▸ **Extracted information**
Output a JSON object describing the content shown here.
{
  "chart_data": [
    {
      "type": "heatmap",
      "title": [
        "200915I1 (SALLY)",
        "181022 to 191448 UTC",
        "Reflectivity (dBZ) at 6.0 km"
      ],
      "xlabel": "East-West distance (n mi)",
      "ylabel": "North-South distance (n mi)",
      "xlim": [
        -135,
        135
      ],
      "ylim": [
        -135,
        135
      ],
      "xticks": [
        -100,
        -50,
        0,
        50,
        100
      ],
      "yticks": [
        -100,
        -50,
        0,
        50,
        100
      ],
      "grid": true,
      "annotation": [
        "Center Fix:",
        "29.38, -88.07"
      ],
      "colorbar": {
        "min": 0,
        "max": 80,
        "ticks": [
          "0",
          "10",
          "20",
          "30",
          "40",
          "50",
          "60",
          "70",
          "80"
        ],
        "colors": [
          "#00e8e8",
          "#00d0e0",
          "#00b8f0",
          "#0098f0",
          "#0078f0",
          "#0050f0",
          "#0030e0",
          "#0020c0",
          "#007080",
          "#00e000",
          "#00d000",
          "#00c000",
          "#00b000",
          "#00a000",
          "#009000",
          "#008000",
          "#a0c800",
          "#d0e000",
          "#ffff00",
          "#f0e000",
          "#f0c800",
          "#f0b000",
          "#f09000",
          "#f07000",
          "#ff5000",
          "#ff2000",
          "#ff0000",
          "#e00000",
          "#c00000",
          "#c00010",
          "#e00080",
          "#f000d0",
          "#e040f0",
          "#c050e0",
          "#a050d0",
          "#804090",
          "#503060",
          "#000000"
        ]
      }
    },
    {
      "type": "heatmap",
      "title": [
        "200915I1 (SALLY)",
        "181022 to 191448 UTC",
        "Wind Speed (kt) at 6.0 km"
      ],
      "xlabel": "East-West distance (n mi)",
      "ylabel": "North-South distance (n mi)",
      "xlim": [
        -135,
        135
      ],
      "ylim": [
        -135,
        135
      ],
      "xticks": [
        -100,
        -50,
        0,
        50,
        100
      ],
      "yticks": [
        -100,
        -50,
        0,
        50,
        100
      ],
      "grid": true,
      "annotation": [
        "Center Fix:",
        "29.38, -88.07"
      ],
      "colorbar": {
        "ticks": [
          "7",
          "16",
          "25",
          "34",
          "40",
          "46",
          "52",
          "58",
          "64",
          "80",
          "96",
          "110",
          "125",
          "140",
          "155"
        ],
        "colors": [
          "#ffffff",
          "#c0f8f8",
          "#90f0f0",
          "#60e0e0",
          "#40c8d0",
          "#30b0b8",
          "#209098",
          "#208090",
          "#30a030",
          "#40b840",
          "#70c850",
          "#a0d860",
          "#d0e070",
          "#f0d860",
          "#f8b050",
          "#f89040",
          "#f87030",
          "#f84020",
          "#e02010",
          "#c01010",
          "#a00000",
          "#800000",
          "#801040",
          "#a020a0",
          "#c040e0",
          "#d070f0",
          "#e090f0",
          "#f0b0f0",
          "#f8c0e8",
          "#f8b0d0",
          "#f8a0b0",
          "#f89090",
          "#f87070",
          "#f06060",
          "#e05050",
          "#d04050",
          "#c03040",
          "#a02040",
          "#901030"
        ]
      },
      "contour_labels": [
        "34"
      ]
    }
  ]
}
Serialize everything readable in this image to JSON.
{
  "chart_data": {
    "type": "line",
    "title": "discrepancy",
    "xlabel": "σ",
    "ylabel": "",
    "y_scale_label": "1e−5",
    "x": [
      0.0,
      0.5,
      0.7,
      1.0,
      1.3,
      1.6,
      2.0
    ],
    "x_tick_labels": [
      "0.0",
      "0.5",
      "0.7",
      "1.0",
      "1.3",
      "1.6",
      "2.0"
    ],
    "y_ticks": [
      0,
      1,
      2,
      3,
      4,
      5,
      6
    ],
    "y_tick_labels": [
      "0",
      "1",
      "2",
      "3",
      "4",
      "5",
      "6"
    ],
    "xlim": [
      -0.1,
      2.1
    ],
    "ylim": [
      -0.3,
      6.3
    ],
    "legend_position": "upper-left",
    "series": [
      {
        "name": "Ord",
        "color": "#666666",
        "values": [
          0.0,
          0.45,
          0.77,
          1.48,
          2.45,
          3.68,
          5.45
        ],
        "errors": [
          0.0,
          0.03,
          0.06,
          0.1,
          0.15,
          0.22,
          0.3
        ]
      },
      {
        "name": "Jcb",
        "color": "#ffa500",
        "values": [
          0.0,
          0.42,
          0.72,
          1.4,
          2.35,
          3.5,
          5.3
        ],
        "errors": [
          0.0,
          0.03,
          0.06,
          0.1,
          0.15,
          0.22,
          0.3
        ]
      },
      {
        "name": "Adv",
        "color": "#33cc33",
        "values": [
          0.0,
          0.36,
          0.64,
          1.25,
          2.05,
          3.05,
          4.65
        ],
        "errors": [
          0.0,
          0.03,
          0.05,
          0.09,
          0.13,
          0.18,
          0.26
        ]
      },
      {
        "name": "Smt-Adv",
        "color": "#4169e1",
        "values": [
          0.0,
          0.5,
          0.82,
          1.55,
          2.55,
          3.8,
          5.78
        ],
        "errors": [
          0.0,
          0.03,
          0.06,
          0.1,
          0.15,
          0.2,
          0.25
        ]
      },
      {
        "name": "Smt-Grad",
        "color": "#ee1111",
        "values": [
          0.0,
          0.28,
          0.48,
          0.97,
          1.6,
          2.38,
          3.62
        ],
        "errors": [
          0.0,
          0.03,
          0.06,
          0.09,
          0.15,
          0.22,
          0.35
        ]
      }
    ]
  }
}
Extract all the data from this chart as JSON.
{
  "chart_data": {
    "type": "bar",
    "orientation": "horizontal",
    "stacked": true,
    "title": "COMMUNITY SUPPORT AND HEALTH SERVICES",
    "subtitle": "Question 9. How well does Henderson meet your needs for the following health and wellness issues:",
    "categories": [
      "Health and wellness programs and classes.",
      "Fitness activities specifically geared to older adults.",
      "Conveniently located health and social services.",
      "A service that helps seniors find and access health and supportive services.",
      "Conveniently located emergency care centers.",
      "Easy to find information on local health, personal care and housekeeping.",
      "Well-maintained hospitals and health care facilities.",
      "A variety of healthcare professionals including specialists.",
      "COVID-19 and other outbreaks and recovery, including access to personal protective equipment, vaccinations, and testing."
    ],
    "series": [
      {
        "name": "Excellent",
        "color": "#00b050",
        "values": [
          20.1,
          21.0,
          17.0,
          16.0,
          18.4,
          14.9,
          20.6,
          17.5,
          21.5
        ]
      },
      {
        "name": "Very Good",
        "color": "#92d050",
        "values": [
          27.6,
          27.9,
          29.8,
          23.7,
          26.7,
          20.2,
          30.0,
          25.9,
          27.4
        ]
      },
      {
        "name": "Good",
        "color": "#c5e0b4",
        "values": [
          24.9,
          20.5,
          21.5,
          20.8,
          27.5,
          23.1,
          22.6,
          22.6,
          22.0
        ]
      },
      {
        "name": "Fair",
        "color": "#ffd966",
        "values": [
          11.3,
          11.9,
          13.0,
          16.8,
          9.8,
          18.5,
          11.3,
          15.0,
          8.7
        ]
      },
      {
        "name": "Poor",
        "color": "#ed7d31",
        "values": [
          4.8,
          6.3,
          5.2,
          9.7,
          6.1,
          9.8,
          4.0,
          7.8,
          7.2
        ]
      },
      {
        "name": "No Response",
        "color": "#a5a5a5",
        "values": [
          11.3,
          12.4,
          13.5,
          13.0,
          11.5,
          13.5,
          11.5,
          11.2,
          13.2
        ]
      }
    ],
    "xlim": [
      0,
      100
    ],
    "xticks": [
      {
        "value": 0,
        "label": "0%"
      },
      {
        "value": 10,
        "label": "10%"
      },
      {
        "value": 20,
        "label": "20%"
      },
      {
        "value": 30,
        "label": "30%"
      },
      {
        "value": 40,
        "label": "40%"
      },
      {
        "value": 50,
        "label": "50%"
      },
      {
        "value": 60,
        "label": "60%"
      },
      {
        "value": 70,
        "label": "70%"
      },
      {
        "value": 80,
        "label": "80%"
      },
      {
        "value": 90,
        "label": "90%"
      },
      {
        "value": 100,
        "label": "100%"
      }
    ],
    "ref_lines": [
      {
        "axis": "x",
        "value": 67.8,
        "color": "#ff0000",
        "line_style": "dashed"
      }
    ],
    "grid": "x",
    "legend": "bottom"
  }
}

▸ **Required work**
Select all lines with the word "including" from the entries above.

▸ **Result for this task**
      "A variety of healthcare professionals including specialists.",
      "COVID-19 and other outbreaks and recovery, including access to personal protective equipment, vaccinations, and testing."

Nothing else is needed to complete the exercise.